CHALLENGE A:
Count the lines in the records that contain the string "johnston", treating case as significant. Reply with the number only.

EXCERPTED PASSAGE:
====
I'm between NW45/NW47 in MAC SFF (NW46 is wayyy too red) and NW45 in SF powder foundation. I believe I'm an 8.5 in the Matchmaster even though some fool of a makeup artist convinced me at the time that 7.5 was my colour. It can pass in the Wintertime when I get pale and yellow in the face but for the rest of the year it is wayyyyyy too light. I'm thinking of giving it away...or mixing it with my old Bobbi Brown Natural finish that I had gotten in a shade too dark/red....
====
DATA FOR THIS TASK:

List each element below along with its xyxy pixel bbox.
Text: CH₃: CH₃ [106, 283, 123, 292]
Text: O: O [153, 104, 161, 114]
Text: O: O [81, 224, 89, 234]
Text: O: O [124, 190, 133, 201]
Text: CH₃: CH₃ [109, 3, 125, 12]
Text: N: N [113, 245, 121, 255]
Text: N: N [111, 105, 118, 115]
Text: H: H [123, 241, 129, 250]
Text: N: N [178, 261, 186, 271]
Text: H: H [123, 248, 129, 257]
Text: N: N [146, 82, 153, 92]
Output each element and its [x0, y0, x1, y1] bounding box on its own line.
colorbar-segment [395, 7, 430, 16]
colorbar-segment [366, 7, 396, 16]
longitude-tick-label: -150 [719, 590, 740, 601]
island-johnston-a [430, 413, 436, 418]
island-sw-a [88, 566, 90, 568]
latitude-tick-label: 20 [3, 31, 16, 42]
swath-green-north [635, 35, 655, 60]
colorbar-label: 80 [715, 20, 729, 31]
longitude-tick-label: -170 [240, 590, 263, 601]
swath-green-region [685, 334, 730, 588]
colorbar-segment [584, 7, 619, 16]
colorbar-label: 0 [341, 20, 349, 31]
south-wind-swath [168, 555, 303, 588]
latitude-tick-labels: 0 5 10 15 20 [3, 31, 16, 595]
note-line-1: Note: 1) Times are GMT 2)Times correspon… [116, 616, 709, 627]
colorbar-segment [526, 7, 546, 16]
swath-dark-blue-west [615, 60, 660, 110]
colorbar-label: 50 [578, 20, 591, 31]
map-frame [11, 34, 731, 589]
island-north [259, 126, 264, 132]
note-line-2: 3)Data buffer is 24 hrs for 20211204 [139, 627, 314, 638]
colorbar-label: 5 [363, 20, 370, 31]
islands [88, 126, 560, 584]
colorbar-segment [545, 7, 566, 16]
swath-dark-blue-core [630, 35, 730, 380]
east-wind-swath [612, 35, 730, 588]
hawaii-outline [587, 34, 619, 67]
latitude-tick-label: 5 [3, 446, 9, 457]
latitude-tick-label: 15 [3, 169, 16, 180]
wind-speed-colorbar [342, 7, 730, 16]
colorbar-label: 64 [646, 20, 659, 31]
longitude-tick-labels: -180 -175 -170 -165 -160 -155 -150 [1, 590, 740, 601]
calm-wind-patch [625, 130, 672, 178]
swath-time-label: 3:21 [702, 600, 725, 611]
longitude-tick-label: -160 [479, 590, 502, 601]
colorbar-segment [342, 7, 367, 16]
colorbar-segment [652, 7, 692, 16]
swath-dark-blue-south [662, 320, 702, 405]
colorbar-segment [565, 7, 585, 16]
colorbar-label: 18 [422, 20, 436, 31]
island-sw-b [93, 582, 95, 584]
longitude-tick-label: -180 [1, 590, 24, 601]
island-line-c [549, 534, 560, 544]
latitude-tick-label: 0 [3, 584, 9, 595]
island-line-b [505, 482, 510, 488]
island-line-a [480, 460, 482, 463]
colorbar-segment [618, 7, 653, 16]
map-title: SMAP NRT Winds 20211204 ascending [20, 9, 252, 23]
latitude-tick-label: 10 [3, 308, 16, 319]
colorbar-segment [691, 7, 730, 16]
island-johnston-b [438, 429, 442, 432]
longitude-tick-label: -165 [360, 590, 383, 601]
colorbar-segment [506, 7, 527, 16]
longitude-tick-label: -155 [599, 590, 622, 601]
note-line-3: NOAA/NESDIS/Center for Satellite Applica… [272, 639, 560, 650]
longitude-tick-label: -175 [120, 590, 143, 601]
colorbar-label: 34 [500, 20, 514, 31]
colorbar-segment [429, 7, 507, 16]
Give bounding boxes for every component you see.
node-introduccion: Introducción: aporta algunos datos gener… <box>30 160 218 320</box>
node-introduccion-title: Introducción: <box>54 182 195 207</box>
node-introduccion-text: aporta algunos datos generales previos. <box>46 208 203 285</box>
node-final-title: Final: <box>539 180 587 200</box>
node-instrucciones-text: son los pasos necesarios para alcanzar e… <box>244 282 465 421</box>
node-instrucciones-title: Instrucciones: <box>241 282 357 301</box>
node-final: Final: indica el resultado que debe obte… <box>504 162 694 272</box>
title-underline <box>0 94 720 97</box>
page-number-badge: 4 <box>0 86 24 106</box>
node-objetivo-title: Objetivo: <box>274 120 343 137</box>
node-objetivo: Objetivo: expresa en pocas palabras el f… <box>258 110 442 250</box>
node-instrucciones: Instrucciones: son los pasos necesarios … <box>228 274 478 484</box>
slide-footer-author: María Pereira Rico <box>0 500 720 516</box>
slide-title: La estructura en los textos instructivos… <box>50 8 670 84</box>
====
CHALLENGE B:
In the foundation post, which Matchmaster shade did a makeup artist convince the writer was the right color?

FULL OUTPUT A:
2

FULL OUTPUT B:
7.5